======== Task material

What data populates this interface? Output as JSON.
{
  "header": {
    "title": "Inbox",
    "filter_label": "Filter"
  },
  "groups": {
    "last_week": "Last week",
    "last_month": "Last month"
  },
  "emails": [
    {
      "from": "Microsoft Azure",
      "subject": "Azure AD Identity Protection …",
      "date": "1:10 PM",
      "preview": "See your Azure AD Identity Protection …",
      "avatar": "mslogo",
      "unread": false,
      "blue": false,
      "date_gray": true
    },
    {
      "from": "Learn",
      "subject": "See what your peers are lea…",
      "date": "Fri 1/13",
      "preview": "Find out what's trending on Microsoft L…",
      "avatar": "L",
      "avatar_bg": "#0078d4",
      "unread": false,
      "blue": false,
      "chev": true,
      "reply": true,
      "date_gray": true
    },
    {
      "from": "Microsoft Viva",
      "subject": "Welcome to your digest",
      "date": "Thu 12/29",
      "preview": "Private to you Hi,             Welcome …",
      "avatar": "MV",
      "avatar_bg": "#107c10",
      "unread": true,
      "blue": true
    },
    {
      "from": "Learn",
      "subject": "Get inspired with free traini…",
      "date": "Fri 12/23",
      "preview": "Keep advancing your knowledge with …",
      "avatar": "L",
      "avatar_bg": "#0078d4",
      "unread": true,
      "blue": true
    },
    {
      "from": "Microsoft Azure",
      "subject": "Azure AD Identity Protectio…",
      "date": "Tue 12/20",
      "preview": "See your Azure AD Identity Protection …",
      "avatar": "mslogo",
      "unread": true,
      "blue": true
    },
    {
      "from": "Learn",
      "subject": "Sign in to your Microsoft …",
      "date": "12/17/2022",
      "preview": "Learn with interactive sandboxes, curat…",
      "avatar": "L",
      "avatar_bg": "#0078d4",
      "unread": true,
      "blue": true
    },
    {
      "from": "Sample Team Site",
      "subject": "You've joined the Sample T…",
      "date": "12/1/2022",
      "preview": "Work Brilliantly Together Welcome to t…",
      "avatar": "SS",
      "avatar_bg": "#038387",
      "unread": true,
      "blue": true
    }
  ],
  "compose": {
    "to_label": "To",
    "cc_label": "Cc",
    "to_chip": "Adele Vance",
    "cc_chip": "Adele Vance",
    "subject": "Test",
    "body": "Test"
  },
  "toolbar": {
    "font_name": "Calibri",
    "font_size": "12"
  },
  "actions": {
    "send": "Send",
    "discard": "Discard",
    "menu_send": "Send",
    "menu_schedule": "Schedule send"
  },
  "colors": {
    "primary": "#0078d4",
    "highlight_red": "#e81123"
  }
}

================
======== Task material

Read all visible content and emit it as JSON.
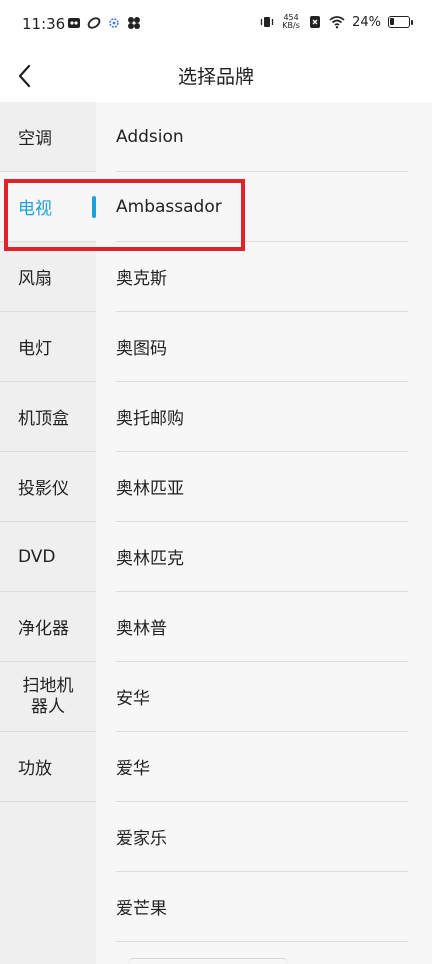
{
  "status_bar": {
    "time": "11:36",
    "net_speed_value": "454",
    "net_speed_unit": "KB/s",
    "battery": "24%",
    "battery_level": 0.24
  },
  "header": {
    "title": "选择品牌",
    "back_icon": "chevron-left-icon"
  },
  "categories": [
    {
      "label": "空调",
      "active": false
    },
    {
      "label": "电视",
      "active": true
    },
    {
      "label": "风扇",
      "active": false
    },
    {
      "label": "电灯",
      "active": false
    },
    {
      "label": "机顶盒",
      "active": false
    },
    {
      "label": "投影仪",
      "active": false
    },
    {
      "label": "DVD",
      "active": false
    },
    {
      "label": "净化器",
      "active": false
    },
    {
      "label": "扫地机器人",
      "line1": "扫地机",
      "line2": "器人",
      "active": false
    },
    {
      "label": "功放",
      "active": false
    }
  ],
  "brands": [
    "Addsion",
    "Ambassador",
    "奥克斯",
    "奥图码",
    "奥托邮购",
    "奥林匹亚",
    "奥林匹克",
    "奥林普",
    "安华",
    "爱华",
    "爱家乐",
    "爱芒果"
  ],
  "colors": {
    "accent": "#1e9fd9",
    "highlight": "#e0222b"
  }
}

================
======== Task material

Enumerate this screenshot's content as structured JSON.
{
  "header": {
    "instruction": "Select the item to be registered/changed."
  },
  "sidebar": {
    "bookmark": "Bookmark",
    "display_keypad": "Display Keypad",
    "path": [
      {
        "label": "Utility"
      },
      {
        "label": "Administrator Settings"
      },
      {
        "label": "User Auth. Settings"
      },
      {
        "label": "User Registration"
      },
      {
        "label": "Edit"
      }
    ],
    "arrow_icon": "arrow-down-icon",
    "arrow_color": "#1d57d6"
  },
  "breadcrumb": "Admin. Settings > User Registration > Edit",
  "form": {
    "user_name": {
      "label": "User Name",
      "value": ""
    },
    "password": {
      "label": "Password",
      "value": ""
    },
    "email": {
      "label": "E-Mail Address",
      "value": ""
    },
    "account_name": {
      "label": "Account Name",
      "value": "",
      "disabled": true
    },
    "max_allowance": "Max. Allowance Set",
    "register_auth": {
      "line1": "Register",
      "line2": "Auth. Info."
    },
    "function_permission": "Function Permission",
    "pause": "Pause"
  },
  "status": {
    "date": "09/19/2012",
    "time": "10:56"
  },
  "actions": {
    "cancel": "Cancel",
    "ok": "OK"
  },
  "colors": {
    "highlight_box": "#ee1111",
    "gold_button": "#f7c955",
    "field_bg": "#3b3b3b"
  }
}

================

- Task directions: Looking at the records above, report how many lines contain the word "your". Answer with the number only.

- Result: 6